WORK REQUIRED:
The records that follow are to be repeated without alteration.

DATA RECORDS:
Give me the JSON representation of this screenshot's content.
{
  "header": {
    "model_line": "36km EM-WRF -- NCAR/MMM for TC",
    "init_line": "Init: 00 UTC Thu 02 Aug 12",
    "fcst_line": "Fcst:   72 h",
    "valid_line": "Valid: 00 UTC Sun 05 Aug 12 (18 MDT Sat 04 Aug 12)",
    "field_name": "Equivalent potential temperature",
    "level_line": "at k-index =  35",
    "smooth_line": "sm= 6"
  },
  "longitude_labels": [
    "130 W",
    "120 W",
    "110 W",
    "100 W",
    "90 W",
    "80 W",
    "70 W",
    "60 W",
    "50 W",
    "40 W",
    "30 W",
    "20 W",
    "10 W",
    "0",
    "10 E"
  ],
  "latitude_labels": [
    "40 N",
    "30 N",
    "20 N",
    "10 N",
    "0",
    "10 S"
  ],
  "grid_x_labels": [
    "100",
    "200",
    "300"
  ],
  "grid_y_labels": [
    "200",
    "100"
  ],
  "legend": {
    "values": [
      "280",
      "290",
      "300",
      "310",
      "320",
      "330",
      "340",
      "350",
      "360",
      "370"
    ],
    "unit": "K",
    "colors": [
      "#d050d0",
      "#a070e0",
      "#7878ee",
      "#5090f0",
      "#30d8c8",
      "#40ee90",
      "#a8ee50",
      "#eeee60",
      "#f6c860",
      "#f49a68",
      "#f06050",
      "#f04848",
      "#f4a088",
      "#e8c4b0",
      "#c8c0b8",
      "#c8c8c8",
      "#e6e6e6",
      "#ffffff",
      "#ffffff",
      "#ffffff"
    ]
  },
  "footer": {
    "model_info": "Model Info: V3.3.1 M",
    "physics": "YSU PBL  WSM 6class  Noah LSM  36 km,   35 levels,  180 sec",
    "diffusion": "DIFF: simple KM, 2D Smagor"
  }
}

TASK RESULT:
Give me the JSON representation of this screenshot's content.
{
  "header": {
    "model_line": "36km EM-WRF -- NCAR/MMM for TC",
    "init_line": "Init: 00 UTC Thu 02 Aug 12",
    "fcst_line": "Fcst:   72 h",
    "valid_line": "Valid: 00 UTC Sun 05 Aug 12 (18 MDT Sat 04 Aug 12)",
    "field_name": "Equivalent potential temperature",
    "level_line": "at k-index =  35",
    "smooth_line": "sm= 6"
  },
  "longitude_labels": [
    "130 W",
    "120 W",
    "110 W",
    "100 W",
    "90 W",
    "80 W",
    "70 W",
    "60 W",
    "50 W",
    "40 W",
    "30 W",
    "20 W",
    "10 W",
    "0",
    "10 E"
  ],
  "latitude_labels": [
    "40 N",
    "30 N",
    "20 N",
    "10 N",
    "0",
    "10 S"
  ],
  "grid_x_labels": [
    "100",
    "200",
    "300"
  ],
  "grid_y_labels": [
    "200",
    "100"
  ],
  "legend": {
    "values": [
      "280",
      "290",
      "300",
      "310",
      "320",
      "330",
      "340",
      "350",
      "360",
      "370"
    ],
    "unit": "K",
    "colors": [
      "#d050d0",
      "#a070e0",
      "#7878ee",
      "#5090f0",
      "#30d8c8",
      "#40ee90",
      "#a8ee50",
      "#eeee60",
      "#f6c860",
      "#f49a68",
      "#f06050",
      "#f04848",
      "#f4a088",
      "#e8c4b0",
      "#c8c0b8",
      "#c8c8c8",
      "#e6e6e6",
      "#ffffff",
      "#ffffff",
      "#ffffff"
    ]
  },
  "footer": {
    "model_info": "Model Info: V3.3.1 M",
    "physics": "YSU PBL  WSM 6class  Noah LSM  36 km,   35 levels,  180 sec",
    "diffusion": "DIFF: simple KM, 2D Smagor"
  }
}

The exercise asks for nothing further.